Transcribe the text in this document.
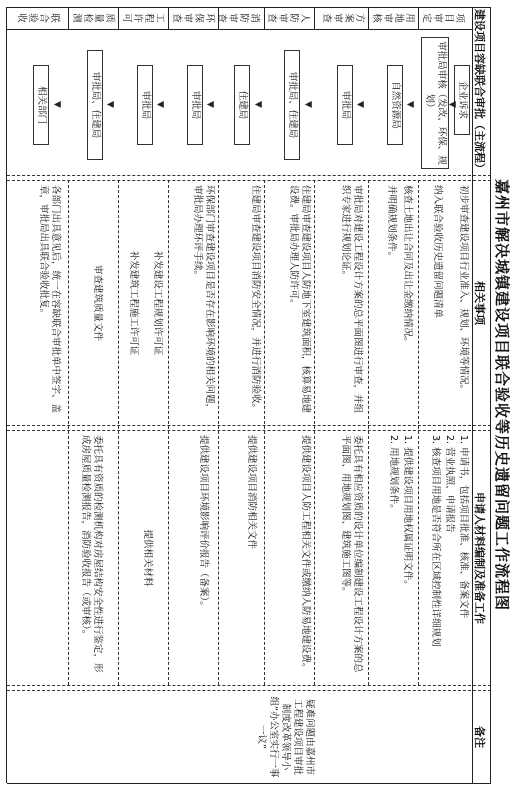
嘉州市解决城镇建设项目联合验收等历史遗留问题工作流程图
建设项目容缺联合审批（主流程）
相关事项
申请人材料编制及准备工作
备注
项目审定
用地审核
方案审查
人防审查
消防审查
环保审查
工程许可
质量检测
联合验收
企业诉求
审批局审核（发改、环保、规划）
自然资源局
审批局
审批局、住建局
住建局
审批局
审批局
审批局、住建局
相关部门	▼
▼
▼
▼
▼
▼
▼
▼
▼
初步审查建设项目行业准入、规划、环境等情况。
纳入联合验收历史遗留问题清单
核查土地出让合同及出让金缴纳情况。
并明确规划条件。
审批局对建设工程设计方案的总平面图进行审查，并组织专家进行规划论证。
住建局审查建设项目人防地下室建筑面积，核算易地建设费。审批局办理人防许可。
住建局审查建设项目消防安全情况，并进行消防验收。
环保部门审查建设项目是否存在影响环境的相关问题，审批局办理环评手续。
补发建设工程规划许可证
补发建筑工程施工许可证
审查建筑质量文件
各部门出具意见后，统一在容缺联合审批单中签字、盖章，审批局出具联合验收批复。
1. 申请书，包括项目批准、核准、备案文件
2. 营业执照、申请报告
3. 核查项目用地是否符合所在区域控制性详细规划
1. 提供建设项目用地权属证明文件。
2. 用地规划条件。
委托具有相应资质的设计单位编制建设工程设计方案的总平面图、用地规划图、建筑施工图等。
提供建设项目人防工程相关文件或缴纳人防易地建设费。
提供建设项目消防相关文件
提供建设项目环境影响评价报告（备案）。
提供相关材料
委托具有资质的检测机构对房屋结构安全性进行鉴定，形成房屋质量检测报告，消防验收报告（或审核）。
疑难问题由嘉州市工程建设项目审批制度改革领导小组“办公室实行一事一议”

What is being asked — Write the lines above out again exactly, without any of their pictures.

Answer to this problem —
Transcribe the text in this document.
嘉州市解决城镇建设项目联合验收等历史遗留问题工作流程图
建设项目容缺联合审批（主流程）
相关事项
申请人材料编制及准备工作
备注
项目审定
用地审核
方案审查
人防审查
消防审查
环保审查
工程许可
质量检测
联合验收
企业诉求
审批局审核（发改、环保、规划）
自然资源局
审批局
审批局、住建局
住建局
审批局
审批局
审批局、住建局
相关部门	▼
▼
▼
▼
▼
▼
▼
▼
▼
初步审查建设项目行业准入、规划、环境等情况。
纳入联合验收历史遗留问题清单
核查土地出让合同及出让金缴纳情况。
并明确规划条件。
审批局对建设工程设计方案的总平面图进行审查，并组织专家进行规划论证。
住建局审查建设项目人防地下室建筑面积，核算易地建设费。审批局办理人防许可。
住建局审查建设项目消防安全情况，并进行消防验收。
环保部门审查建设项目是否存在影响环境的相关问题，审批局办理环评手续。
补发建设工程规划许可证
补发建筑工程施工许可证
审查建筑质量文件
各部门出具意见后，统一在容缺联合审批单中签字、盖章，审批局出具联合验收批复。
1. 申请书，包括项目批准、核准、备案文件
2. 营业执照、申请报告
3. 核查项目用地是否符合所在区域控制性详细规划
1. 提供建设项目用地权属证明文件。
2. 用地规划条件。
委托具有相应资质的设计单位编制建设工程设计方案的总平面图、用地规划图、建筑施工图等。
提供建设项目人防工程相关文件或缴纳人防易地建设费。
提供建设项目消防相关文件
提供建设项目环境影响评价报告（备案）。
提供相关材料
委托具有资质的检测机构对房屋结构安全性进行鉴定，形成房屋质量检测报告，消防验收报告（或审核）。
疑难问题由嘉州市工程建设项目审批制度改革领导小组“办公室实行一事一议”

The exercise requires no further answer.